REQUIREMENT =
Search the entries below. Return every line that has "JSON" in it.
'''
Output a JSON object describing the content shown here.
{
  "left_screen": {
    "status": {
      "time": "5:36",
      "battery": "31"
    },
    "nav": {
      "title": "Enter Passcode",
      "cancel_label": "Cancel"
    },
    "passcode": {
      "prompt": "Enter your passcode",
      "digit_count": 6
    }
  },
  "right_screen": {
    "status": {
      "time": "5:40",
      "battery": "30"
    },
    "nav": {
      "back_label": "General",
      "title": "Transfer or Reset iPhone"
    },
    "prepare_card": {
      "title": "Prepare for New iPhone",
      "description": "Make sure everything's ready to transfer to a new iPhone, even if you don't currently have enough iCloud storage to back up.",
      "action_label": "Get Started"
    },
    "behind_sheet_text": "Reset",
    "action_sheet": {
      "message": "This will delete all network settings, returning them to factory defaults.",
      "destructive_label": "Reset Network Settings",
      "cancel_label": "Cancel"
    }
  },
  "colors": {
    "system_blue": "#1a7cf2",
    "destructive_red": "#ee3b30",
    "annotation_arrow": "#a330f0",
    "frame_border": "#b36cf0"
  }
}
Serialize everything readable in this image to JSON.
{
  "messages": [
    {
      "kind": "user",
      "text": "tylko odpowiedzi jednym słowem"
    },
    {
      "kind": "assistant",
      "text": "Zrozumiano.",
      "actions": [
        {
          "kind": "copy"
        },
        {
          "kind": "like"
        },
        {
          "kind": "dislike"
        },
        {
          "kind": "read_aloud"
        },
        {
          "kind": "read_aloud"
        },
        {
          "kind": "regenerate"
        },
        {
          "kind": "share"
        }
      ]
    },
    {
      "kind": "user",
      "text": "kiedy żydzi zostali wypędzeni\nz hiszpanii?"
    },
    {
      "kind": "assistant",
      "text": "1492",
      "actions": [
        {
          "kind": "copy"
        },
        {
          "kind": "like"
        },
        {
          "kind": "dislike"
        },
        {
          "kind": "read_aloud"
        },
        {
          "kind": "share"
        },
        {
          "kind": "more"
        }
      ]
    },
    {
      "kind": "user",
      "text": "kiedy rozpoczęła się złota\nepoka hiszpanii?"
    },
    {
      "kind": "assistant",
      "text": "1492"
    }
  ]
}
'''
RESPONSE FOR THIS EXERCISE =
Output a JSON object describing the content shown here.
Serialize everything readable in this image to JSON.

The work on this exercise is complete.